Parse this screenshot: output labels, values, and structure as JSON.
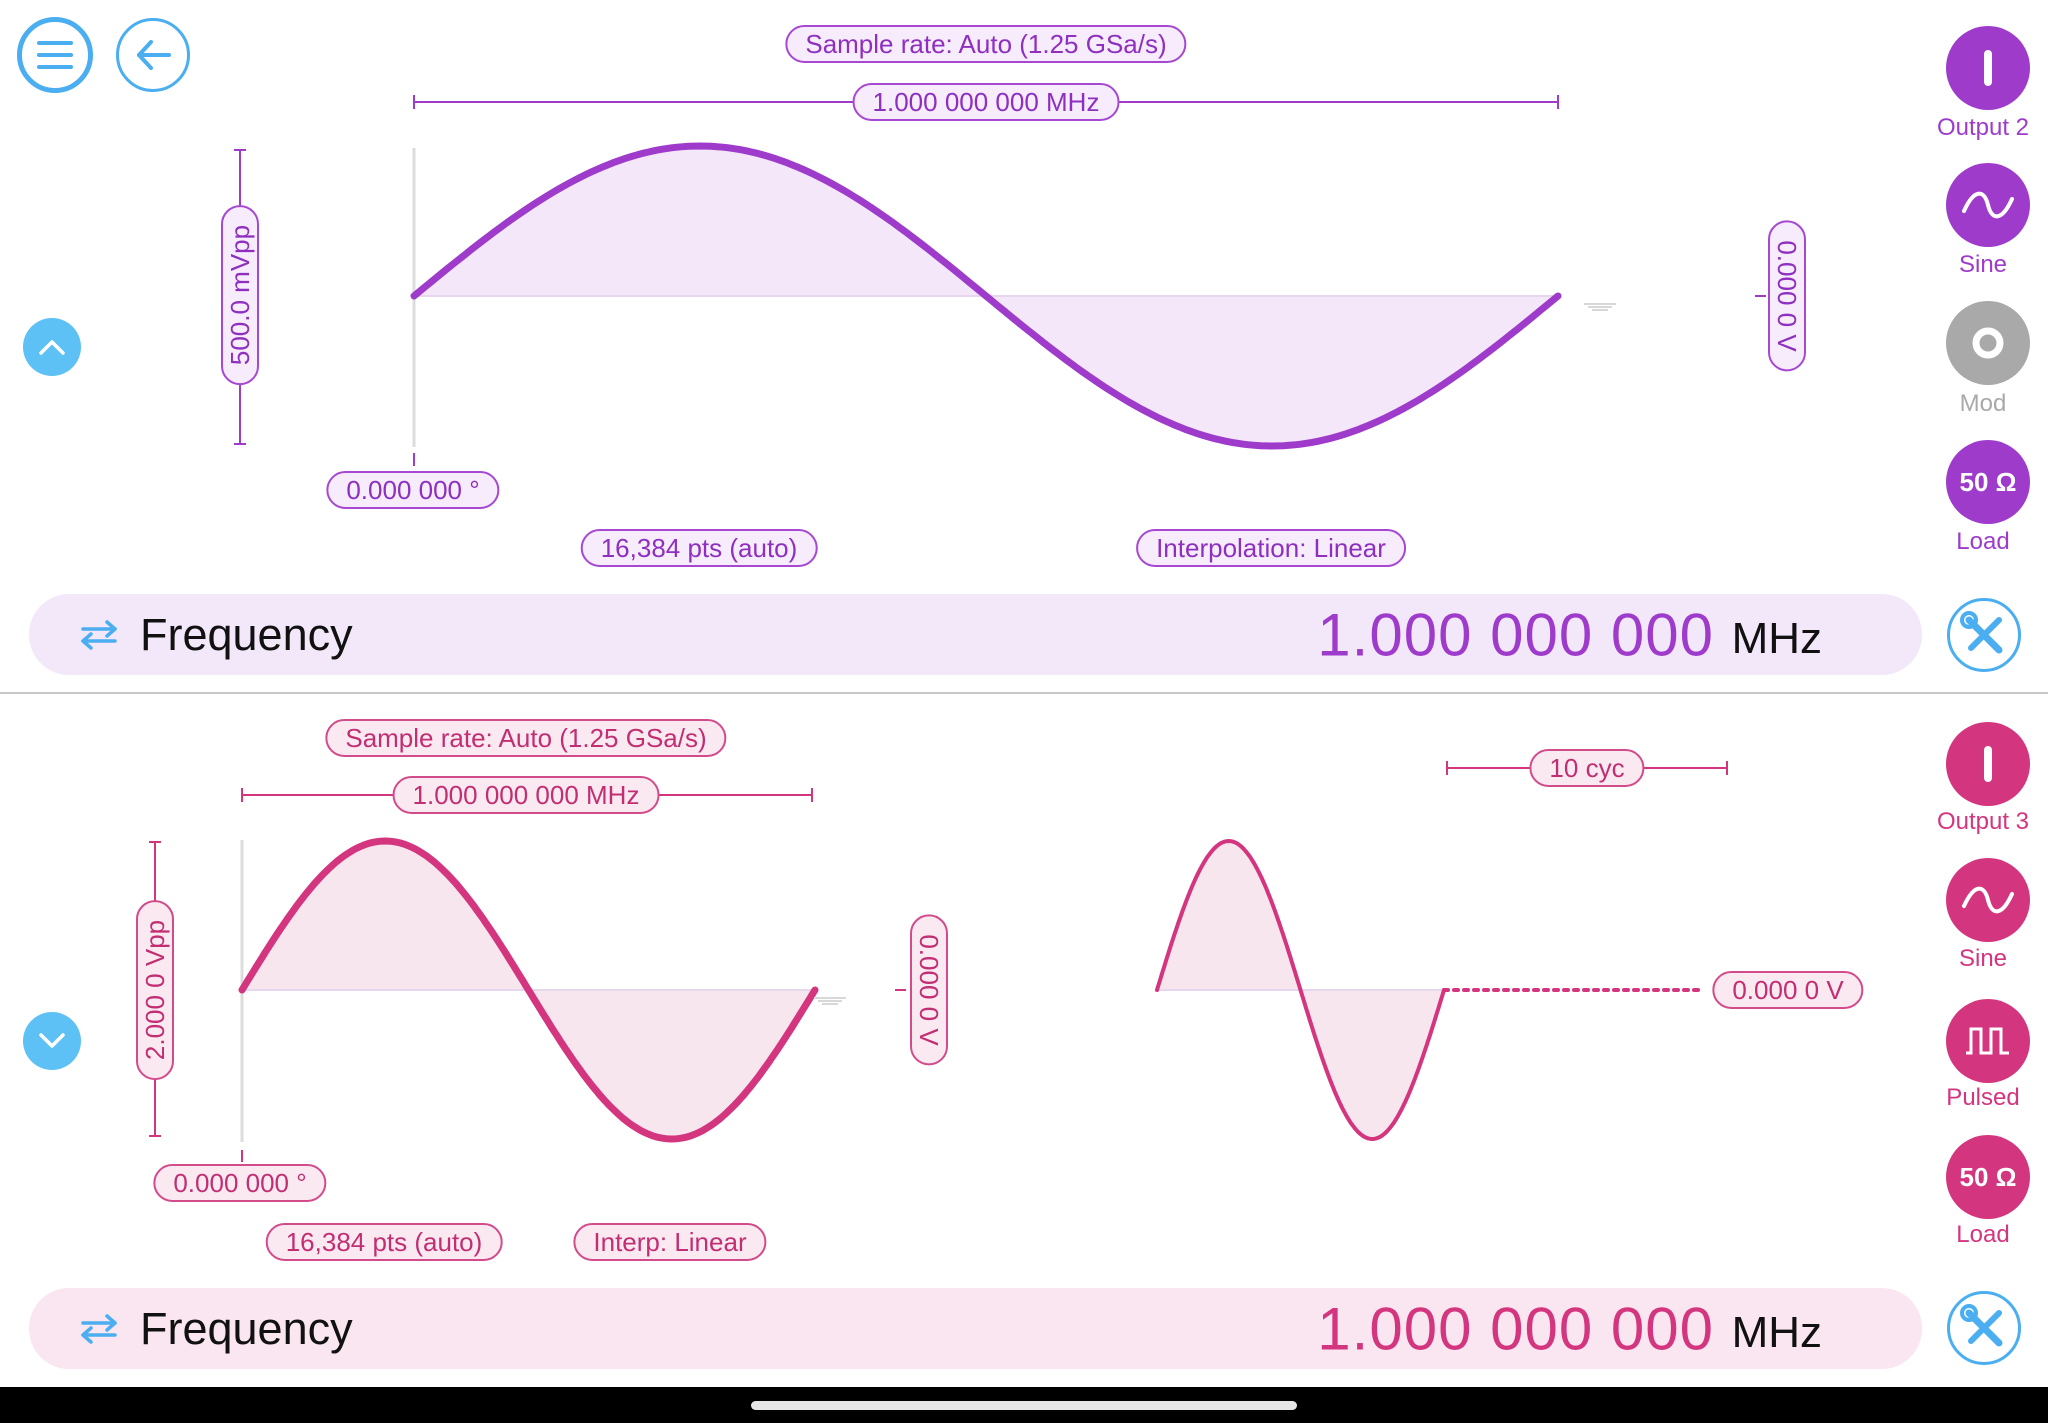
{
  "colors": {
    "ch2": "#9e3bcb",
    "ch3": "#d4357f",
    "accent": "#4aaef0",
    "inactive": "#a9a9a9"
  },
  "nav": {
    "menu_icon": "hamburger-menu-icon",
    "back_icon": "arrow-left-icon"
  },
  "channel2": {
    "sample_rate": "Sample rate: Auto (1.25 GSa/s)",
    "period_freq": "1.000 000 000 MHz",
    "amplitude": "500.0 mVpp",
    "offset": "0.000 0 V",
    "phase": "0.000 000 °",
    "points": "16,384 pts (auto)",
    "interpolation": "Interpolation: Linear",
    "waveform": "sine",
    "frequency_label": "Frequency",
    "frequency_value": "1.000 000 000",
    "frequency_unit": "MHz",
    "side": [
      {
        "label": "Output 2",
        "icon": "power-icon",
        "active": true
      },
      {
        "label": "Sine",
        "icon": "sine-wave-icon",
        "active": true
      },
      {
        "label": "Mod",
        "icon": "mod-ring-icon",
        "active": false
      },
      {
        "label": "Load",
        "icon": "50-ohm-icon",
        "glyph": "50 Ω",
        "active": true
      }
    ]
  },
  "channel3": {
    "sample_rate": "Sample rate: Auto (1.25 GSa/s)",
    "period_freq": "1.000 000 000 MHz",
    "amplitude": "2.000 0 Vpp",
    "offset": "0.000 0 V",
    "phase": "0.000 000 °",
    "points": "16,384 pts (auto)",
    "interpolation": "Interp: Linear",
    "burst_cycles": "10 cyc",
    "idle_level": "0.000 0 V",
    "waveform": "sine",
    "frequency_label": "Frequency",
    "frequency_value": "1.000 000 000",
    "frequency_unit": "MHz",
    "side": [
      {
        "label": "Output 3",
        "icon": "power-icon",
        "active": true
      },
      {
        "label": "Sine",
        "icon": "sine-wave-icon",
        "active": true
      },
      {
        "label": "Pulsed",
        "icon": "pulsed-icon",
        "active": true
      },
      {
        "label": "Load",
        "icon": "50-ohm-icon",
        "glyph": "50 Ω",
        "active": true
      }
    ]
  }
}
**********
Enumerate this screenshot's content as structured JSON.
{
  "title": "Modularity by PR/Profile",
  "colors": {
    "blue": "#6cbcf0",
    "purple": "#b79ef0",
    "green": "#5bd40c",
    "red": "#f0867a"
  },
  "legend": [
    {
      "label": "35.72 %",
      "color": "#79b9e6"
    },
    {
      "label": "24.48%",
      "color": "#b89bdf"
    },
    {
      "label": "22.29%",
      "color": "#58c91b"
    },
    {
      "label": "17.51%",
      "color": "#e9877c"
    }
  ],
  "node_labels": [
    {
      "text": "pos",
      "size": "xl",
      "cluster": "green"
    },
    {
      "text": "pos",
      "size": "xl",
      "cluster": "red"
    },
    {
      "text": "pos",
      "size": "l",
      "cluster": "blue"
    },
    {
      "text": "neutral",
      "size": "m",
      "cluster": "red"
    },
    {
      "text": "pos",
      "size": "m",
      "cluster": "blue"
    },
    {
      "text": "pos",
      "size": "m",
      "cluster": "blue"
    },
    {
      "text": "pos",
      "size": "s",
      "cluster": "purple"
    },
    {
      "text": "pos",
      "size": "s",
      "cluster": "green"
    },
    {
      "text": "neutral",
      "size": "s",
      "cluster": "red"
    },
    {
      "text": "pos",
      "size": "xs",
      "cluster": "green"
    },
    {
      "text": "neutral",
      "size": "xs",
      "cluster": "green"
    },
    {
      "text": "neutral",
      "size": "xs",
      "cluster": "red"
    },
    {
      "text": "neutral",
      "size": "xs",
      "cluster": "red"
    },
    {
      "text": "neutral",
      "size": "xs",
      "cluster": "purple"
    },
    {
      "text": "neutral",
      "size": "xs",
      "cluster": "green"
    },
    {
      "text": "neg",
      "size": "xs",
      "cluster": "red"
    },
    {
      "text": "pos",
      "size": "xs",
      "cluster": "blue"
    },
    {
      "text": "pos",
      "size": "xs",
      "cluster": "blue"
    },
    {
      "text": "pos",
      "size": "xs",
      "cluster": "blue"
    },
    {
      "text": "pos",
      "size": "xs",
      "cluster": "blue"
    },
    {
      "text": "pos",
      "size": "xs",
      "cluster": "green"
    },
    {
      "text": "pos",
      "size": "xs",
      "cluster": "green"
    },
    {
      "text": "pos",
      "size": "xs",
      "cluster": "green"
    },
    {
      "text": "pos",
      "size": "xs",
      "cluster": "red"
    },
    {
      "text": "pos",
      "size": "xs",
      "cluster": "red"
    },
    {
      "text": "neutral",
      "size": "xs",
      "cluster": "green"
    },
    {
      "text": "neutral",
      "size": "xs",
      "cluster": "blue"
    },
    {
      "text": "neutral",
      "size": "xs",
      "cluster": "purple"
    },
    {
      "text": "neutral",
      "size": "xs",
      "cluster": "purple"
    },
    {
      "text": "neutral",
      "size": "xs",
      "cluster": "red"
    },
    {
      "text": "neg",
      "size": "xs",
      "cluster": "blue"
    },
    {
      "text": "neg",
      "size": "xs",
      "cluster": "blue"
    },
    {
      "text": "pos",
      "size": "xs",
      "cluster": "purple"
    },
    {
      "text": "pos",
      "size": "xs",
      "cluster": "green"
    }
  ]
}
**********
Set exercise = Report how many lines of the listing hold the string "this", giving only the number.

Exercise solution = 2